▶ **Task instructions**: Pictures within the data are to be left out; everything else must be reproduced exactly.

▶ **Excerpts from a figure dataset**:
· · · · · · ·

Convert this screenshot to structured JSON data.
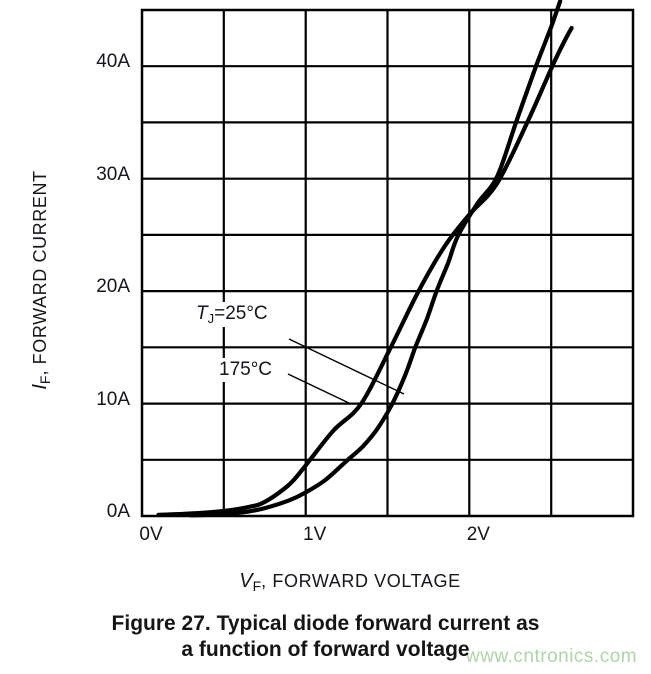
{
  "chart_data": {
    "type": "line",
    "xlabel": {
      "italic": "V",
      "sub": "F",
      "rest": ", FORWARD VOLTAGE"
    },
    "ylabel": {
      "italic": "I",
      "sub": "F",
      "rest": ", FORWARD CURRENT"
    },
    "xlim": [
      0,
      3
    ],
    "ylim": [
      0,
      45
    ],
    "x_grid_step": 0.5,
    "y_grid_step": 5,
    "grid": "on",
    "x_ticks": [
      {
        "v": 0,
        "label": "0V"
      },
      {
        "v": 1,
        "label": "1V"
      },
      {
        "v": 2,
        "label": "2V"
      }
    ],
    "y_ticks": [
      {
        "v": 0,
        "label": "0A"
      },
      {
        "v": 10,
        "label": "10A"
      },
      {
        "v": 20,
        "label": "20A"
      },
      {
        "v": 30,
        "label": "30A"
      },
      {
        "v": 40,
        "label": "40A"
      }
    ],
    "series": [
      {
        "id": "t25",
        "name": "Tj=25°C",
        "points": [
          [
            0.3,
            0.05
          ],
          [
            0.5,
            0.18
          ],
          [
            0.65,
            0.4
          ],
          [
            0.75,
            0.7
          ],
          [
            0.9,
            1.4
          ],
          [
            1.0,
            2.1
          ],
          [
            1.12,
            3.2
          ],
          [
            1.25,
            4.9
          ],
          [
            1.35,
            6.2
          ],
          [
            1.44,
            7.8
          ],
          [
            1.53,
            10.0
          ],
          [
            1.61,
            12.6
          ],
          [
            1.67,
            15.0
          ],
          [
            1.74,
            17.5
          ],
          [
            1.8,
            20.0
          ],
          [
            1.87,
            22.5
          ],
          [
            1.93,
            24.9
          ],
          [
            2.05,
            27.8
          ],
          [
            2.17,
            30.2
          ],
          [
            2.29,
            35.2
          ],
          [
            2.41,
            40.1
          ],
          [
            2.5,
            43.5
          ],
          [
            2.555,
            45.8
          ]
        ]
      },
      {
        "id": "t175",
        "name": "175°C",
        "points": [
          [
            0.1,
            0.1
          ],
          [
            0.3,
            0.22
          ],
          [
            0.5,
            0.45
          ],
          [
            0.65,
            0.8
          ],
          [
            0.75,
            1.25
          ],
          [
            0.9,
            2.8
          ],
          [
            1.0,
            4.5
          ],
          [
            1.17,
            7.6
          ],
          [
            1.34,
            10.0
          ],
          [
            1.52,
            15.0
          ],
          [
            1.69,
            20.0
          ],
          [
            1.85,
            24.0
          ],
          [
            2.0,
            26.8
          ],
          [
            2.17,
            29.6
          ],
          [
            2.36,
            35.2
          ],
          [
            2.51,
            40.1
          ],
          [
            2.58,
            42.2
          ],
          [
            2.625,
            43.4
          ]
        ]
      }
    ],
    "annotations": [
      {
        "id": "t25",
        "text_italic": "T",
        "text_sub": "J",
        "text_rest": "=25°C"
      },
      {
        "id": "t175",
        "text_rest": "175°C"
      }
    ],
    "legend_position": "none"
  },
  "caption": {
    "line1": "Figure 27. Typical diode forward current as",
    "line2": "a function of forward voltage"
  },
  "watermark": {
    "text": "www.cntronics.com",
    "color": "#aed4a7"
  },
  "colors": {
    "curve": "#000000",
    "grid": "#000000"
  }
}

· · · · · · ·

▶ **Written reply**:
Convert this screenshot to structured JSON data.
{
  "chart_data": {
    "type": "line",
    "xlabel": {
      "italic": "V",
      "sub": "F",
      "rest": ", FORWARD VOLTAGE"
    },
    "ylabel": {
      "italic": "I",
      "sub": "F",
      "rest": ", FORWARD CURRENT"
    },
    "xlim": [
      0,
      3
    ],
    "ylim": [
      0,
      45
    ],
    "x_grid_step": 0.5,
    "y_grid_step": 5,
    "grid": "on",
    "x_ticks": [
      {
        "v": 0,
        "label": "0V"
      },
      {
        "v": 1,
        "label": "1V"
      },
      {
        "v": 2,
        "label": "2V"
      }
    ],
    "y_ticks": [
      {
        "v": 0,
        "label": "0A"
      },
      {
        "v": 10,
        "label": "10A"
      },
      {
        "v": 20,
        "label": "20A"
      },
      {
        "v": 30,
        "label": "30A"
      },
      {
        "v": 40,
        "label": "40A"
      }
    ],
    "series": [
      {
        "id": "t25",
        "name": "Tj=25°C",
        "points": [
          [
            0.3,
            0.05
          ],
          [
            0.5,
            0.18
          ],
          [
            0.65,
            0.4
          ],
          [
            0.75,
            0.7
          ],
          [
            0.9,
            1.4
          ],
          [
            1.0,
            2.1
          ],
          [
            1.12,
            3.2
          ],
          [
            1.25,
            4.9
          ],
          [
            1.35,
            6.2
          ],
          [
            1.44,
            7.8
          ],
          [
            1.53,
            10.0
          ],
          [
            1.61,
            12.6
          ],
          [
            1.67,
            15.0
          ],
          [
            1.74,
            17.5
          ],
          [
            1.8,
            20.0
          ],
          [
            1.87,
            22.5
          ],
          [
            1.93,
            24.9
          ],
          [
            2.05,
            27.8
          ],
          [
            2.17,
            30.2
          ],
          [
            2.29,
            35.2
          ],
          [
            2.41,
            40.1
          ],
          [
            2.5,
            43.5
          ],
          [
            2.555,
            45.8
          ]
        ]
      },
      {
        "id": "t175",
        "name": "175°C",
        "points": [
          [
            0.1,
            0.1
          ],
          [
            0.3,
            0.22
          ],
          [
            0.5,
            0.45
          ],
          [
            0.65,
            0.8
          ],
          [
            0.75,
            1.25
          ],
          [
            0.9,
            2.8
          ],
          [
            1.0,
            4.5
          ],
          [
            1.17,
            7.6
          ],
          [
            1.34,
            10.0
          ],
          [
            1.52,
            15.0
          ],
          [
            1.69,
            20.0
          ],
          [
            1.85,
            24.0
          ],
          [
            2.0,
            26.8
          ],
          [
            2.17,
            29.6
          ],
          [
            2.36,
            35.2
          ],
          [
            2.51,
            40.1
          ],
          [
            2.58,
            42.2
          ],
          [
            2.625,
            43.4
          ]
        ]
      }
    ],
    "annotations": [
      {
        "id": "t25",
        "text_italic": "T",
        "text_sub": "J",
        "text_rest": "=25°C"
      },
      {
        "id": "t175",
        "text_rest": "175°C"
      }
    ],
    "legend_position": "none"
  },
  "caption": {
    "line1": "Figure 27. Typical diode forward current as",
    "line2": "a function of forward voltage"
  },
  "watermark": {
    "text": "www.cntronics.com",
    "color": "#aed4a7"
  },
  "colors": {
    "curve": "#000000",
    "grid": "#000000"
  }
}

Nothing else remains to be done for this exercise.